▸ **Provided material**:
----

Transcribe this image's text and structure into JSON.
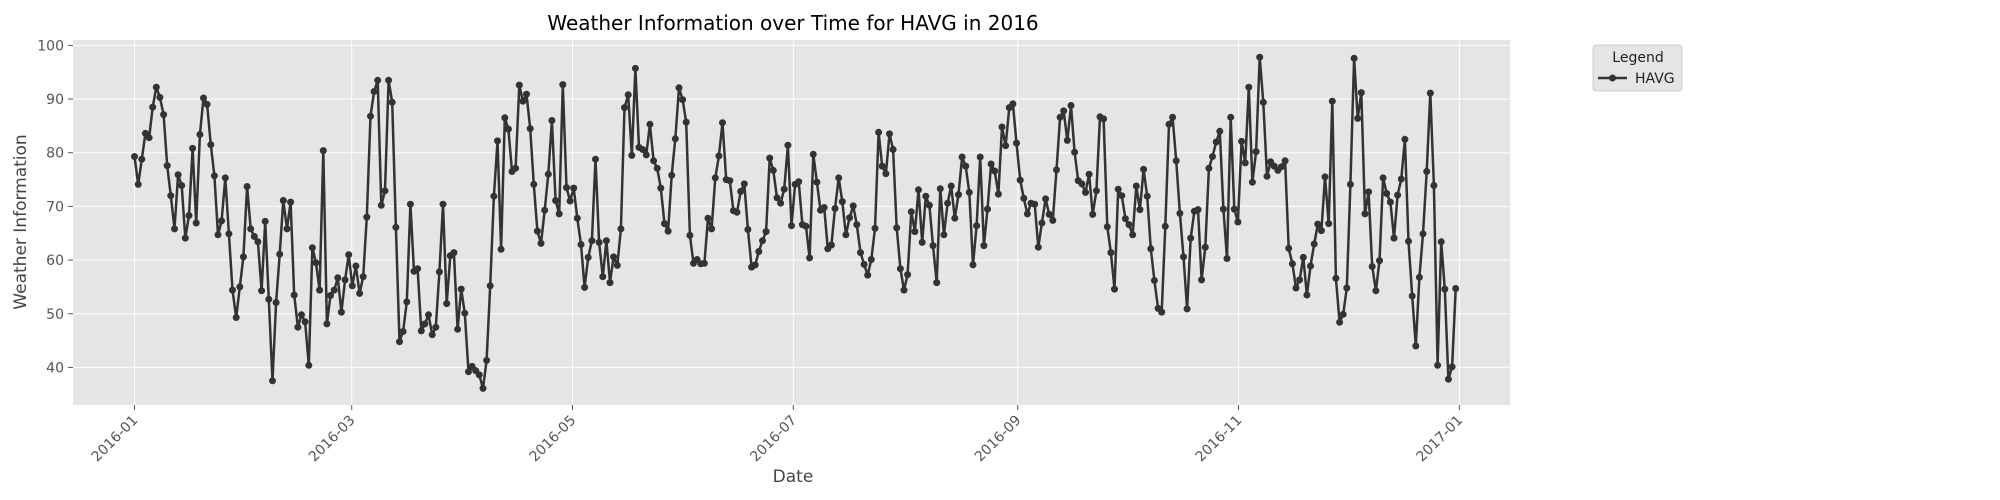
{
  "chart_data": {
    "type": "line",
    "title": "Weather Information over Time for HAVG in 2016",
    "xlabel": "Date",
    "ylabel": "Weather Information",
    "x_range": [
      "2015-12-15",
      "2017-01-15"
    ],
    "ylim": [
      33,
      101
    ],
    "grid": true,
    "colors": {
      "background": "#e5e5e5",
      "grid": "#ffffff",
      "line": "#333333"
    },
    "x_ticks": [
      "2016-01",
      "2016-03",
      "2016-05",
      "2016-07",
      "2016-09",
      "2016-11",
      "2017-01"
    ],
    "y_ticks": [
      40,
      50,
      60,
      70,
      80,
      90,
      100
    ],
    "legend": {
      "title": "Legend",
      "position": "outside-top-right",
      "entries": [
        "HAVG"
      ]
    },
    "series": [
      {
        "name": "HAVG",
        "x_start": "2016-01-01",
        "x_end": "2016-12-31",
        "values": [
          79.3,
          74.1,
          78.8,
          83.6,
          82.8,
          88.5,
          92.2,
          90.3,
          87.1,
          77.6,
          72.0,
          65.8,
          75.9,
          73.9,
          64.1,
          68.3,
          80.8,
          66.9,
          83.4,
          90.2,
          89.0,
          81.5,
          75.7,
          64.7,
          67.3,
          75.3,
          64.9,
          54.4,
          49.3,
          55.0,
          60.6,
          73.7,
          65.8,
          64.4,
          63.4,
          54.3,
          67.2,
          52.7,
          37.5,
          52.1,
          61.1,
          71.1,
          65.8,
          70.8,
          53.5,
          47.5,
          49.8,
          48.5,
          40.4,
          62.3,
          59.5,
          54.4,
          80.4,
          48.1,
          53.4,
          54.4,
          56.7,
          50.3,
          56.3,
          61.0,
          55.2,
          58.9,
          53.8,
          56.9,
          68.0,
          86.8,
          91.4,
          93.5,
          70.2,
          72.9,
          93.5,
          89.4,
          66.1,
          44.8,
          46.7,
          52.2,
          70.4,
          57.9,
          58.4,
          46.8,
          48.1,
          49.8,
          46.1,
          47.5,
          57.8,
          70.4,
          51.9,
          60.8,
          61.4,
          47.1,
          54.6,
          50.1,
          39.2,
          40.2,
          39.4,
          38.6,
          36.1,
          41.3,
          55.2,
          71.9,
          82.2,
          62.0,
          86.5,
          84.4,
          76.5,
          77.1,
          92.6,
          89.6,
          90.9,
          84.5,
          74.1,
          65.4,
          63.1,
          69.3,
          76.0,
          86.0,
          71.1,
          68.6,
          92.7,
          73.5,
          71.0,
          73.4,
          67.8,
          62.9,
          54.9,
          60.5,
          63.6,
          78.8,
          63.3,
          56.9,
          63.6,
          55.8,
          60.6,
          59.0,
          65.8,
          88.4,
          90.8,
          79.5,
          95.7,
          81.0,
          80.6,
          79.6,
          85.3,
          78.5,
          77.1,
          73.4,
          66.8,
          65.4,
          75.8,
          82.6,
          92.1,
          89.9,
          85.7,
          64.6,
          59.4,
          60.1,
          59.3,
          59.4,
          67.8,
          65.8,
          75.3,
          79.4,
          85.6,
          75.0,
          74.8,
          69.2,
          68.9,
          72.8,
          74.2,
          65.7,
          58.7,
          59.1,
          61.6,
          63.6,
          65.3,
          79.0,
          76.7,
          71.6,
          70.6,
          73.2,
          81.4,
          66.4,
          74.1,
          74.6,
          66.6,
          66.3,
          60.4,
          79.7,
          74.5,
          69.3,
          69.8,
          62.1,
          62.8,
          69.6,
          75.3,
          70.9,
          64.7,
          67.9,
          70.1,
          66.6,
          61.4,
          59.2,
          57.2,
          60.1,
          65.9,
          83.8,
          77.5,
          76.1,
          83.5,
          80.6,
          66.0,
          58.4,
          54.4,
          57.3,
          69.0,
          65.3,
          73.1,
          63.3,
          71.9,
          70.2,
          62.7,
          55.8,
          73.3,
          64.7,
          70.6,
          73.8,
          67.8,
          72.2,
          79.2,
          77.5,
          72.6,
          59.1,
          66.4,
          79.2,
          62.7,
          69.5,
          77.9,
          76.6,
          72.3,
          84.8,
          81.3,
          88.4,
          89.1,
          81.8,
          74.9,
          71.5,
          68.6,
          70.6,
          70.4,
          62.4,
          66.9,
          71.4,
          68.5,
          67.4,
          76.8,
          86.6,
          87.8,
          82.3,
          88.8,
          80.1,
          74.8,
          74.2,
          72.6,
          76.0,
          68.5,
          72.9,
          86.7,
          86.3,
          66.2,
          61.4,
          54.6,
          73.2,
          72.0,
          67.7,
          66.6,
          64.7,
          73.8,
          69.4,
          76.9,
          71.9,
          62.1,
          56.2,
          51.0,
          50.3,
          66.3,
          85.3,
          86.6,
          78.5,
          68.7,
          60.6,
          50.9,
          64.1,
          69.1,
          69.4,
          56.3,
          62.4,
          77.1,
          79.3,
          82.0,
          84.0,
          69.5,
          60.3,
          86.6,
          69.5,
          67.1,
          82.1,
          78.1,
          92.2,
          74.5,
          80.2,
          97.8,
          89.4,
          75.6,
          78.3,
          77.5,
          76.7,
          77.4,
          78.5,
          62.2,
          59.3,
          54.8,
          56.3,
          60.5,
          53.5,
          58.9,
          63.0,
          66.7,
          65.5,
          75.5,
          66.8,
          89.6,
          56.6,
          48.4,
          49.9,
          54.8,
          74.1,
          97.6,
          86.4,
          91.2,
          68.6,
          72.7,
          58.8,
          54.3,
          59.9,
          75.3,
          72.4,
          70.8,
          64.1,
          72.1,
          75.1,
          82.5,
          63.5,
          53.3,
          44.0,
          56.8,
          64.9,
          76.5,
          91.1,
          73.9,
          40.4,
          63.4,
          54.6,
          37.8,
          40.1,
          54.7
        ]
      }
    ]
  }
}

----

▸ **Requirements**:
Leave the pictures out and write out every entry exactly as given.

▸ **Task solution**:
Transcribe this image's text and structure into JSON.
{
  "chart_data": {
    "type": "line",
    "title": "Weather Information over Time for HAVG in 2016",
    "xlabel": "Date",
    "ylabel": "Weather Information",
    "x_range": [
      "2015-12-15",
      "2017-01-15"
    ],
    "ylim": [
      33,
      101
    ],
    "grid": true,
    "colors": {
      "background": "#e5e5e5",
      "grid": "#ffffff",
      "line": "#333333"
    },
    "x_ticks": [
      "2016-01",
      "2016-03",
      "2016-05",
      "2016-07",
      "2016-09",
      "2016-11",
      "2017-01"
    ],
    "y_ticks": [
      40,
      50,
      60,
      70,
      80,
      90,
      100
    ],
    "legend": {
      "title": "Legend",
      "position": "outside-top-right",
      "entries": [
        "HAVG"
      ]
    },
    "series": [
      {
        "name": "HAVG",
        "x_start": "2016-01-01",
        "x_end": "2016-12-31",
        "values": [
          79.3,
          74.1,
          78.8,
          83.6,
          82.8,
          88.5,
          92.2,
          90.3,
          87.1,
          77.6,
          72.0,
          65.8,
          75.9,
          73.9,
          64.1,
          68.3,
          80.8,
          66.9,
          83.4,
          90.2,
          89.0,
          81.5,
          75.7,
          64.7,
          67.3,
          75.3,
          64.9,
          54.4,
          49.3,
          55.0,
          60.6,
          73.7,
          65.8,
          64.4,
          63.4,
          54.3,
          67.2,
          52.7,
          37.5,
          52.1,
          61.1,
          71.1,
          65.8,
          70.8,
          53.5,
          47.5,
          49.8,
          48.5,
          40.4,
          62.3,
          59.5,
          54.4,
          80.4,
          48.1,
          53.4,
          54.4,
          56.7,
          50.3,
          56.3,
          61.0,
          55.2,
          58.9,
          53.8,
          56.9,
          68.0,
          86.8,
          91.4,
          93.5,
          70.2,
          72.9,
          93.5,
          89.4,
          66.1,
          44.8,
          46.7,
          52.2,
          70.4,
          57.9,
          58.4,
          46.8,
          48.1,
          49.8,
          46.1,
          47.5,
          57.8,
          70.4,
          51.9,
          60.8,
          61.4,
          47.1,
          54.6,
          50.1,
          39.2,
          40.2,
          39.4,
          38.6,
          36.1,
          41.3,
          55.2,
          71.9,
          82.2,
          62.0,
          86.5,
          84.4,
          76.5,
          77.1,
          92.6,
          89.6,
          90.9,
          84.5,
          74.1,
          65.4,
          63.1,
          69.3,
          76.0,
          86.0,
          71.1,
          68.6,
          92.7,
          73.5,
          71.0,
          73.4,
          67.8,
          62.9,
          54.9,
          60.5,
          63.6,
          78.8,
          63.3,
          56.9,
          63.6,
          55.8,
          60.6,
          59.0,
          65.8,
          88.4,
          90.8,
          79.5,
          95.7,
          81.0,
          80.6,
          79.6,
          85.3,
          78.5,
          77.1,
          73.4,
          66.8,
          65.4,
          75.8,
          82.6,
          92.1,
          89.9,
          85.7,
          64.6,
          59.4,
          60.1,
          59.3,
          59.4,
          67.8,
          65.8,
          75.3,
          79.4,
          85.6,
          75.0,
          74.8,
          69.2,
          68.9,
          72.8,
          74.2,
          65.7,
          58.7,
          59.1,
          61.6,
          63.6,
          65.3,
          79.0,
          76.7,
          71.6,
          70.6,
          73.2,
          81.4,
          66.4,
          74.1,
          74.6,
          66.6,
          66.3,
          60.4,
          79.7,
          74.5,
          69.3,
          69.8,
          62.1,
          62.8,
          69.6,
          75.3,
          70.9,
          64.7,
          67.9,
          70.1,
          66.6,
          61.4,
          59.2,
          57.2,
          60.1,
          65.9,
          83.8,
          77.5,
          76.1,
          83.5,
          80.6,
          66.0,
          58.4,
          54.4,
          57.3,
          69.0,
          65.3,
          73.1,
          63.3,
          71.9,
          70.2,
          62.7,
          55.8,
          73.3,
          64.7,
          70.6,
          73.8,
          67.8,
          72.2,
          79.2,
          77.5,
          72.6,
          59.1,
          66.4,
          79.2,
          62.7,
          69.5,
          77.9,
          76.6,
          72.3,
          84.8,
          81.3,
          88.4,
          89.1,
          81.8,
          74.9,
          71.5,
          68.6,
          70.6,
          70.4,
          62.4,
          66.9,
          71.4,
          68.5,
          67.4,
          76.8,
          86.6,
          87.8,
          82.3,
          88.8,
          80.1,
          74.8,
          74.2,
          72.6,
          76.0,
          68.5,
          72.9,
          86.7,
          86.3,
          66.2,
          61.4,
          54.6,
          73.2,
          72.0,
          67.7,
          66.6,
          64.7,
          73.8,
          69.4,
          76.9,
          71.9,
          62.1,
          56.2,
          51.0,
          50.3,
          66.3,
          85.3,
          86.6,
          78.5,
          68.7,
          60.6,
          50.9,
          64.1,
          69.1,
          69.4,
          56.3,
          62.4,
          77.1,
          79.3,
          82.0,
          84.0,
          69.5,
          60.3,
          86.6,
          69.5,
          67.1,
          82.1,
          78.1,
          92.2,
          74.5,
          80.2,
          97.8,
          89.4,
          75.6,
          78.3,
          77.5,
          76.7,
          77.4,
          78.5,
          62.2,
          59.3,
          54.8,
          56.3,
          60.5,
          53.5,
          58.9,
          63.0,
          66.7,
          65.5,
          75.5,
          66.8,
          89.6,
          56.6,
          48.4,
          49.9,
          54.8,
          74.1,
          97.6,
          86.4,
          91.2,
          68.6,
          72.7,
          58.8,
          54.3,
          59.9,
          75.3,
          72.4,
          70.8,
          64.1,
          72.1,
          75.1,
          82.5,
          63.5,
          53.3,
          44.0,
          56.8,
          64.9,
          76.5,
          91.1,
          73.9,
          40.4,
          63.4,
          54.6,
          37.8,
          40.1,
          54.7
        ]
      }
    ]
  }
}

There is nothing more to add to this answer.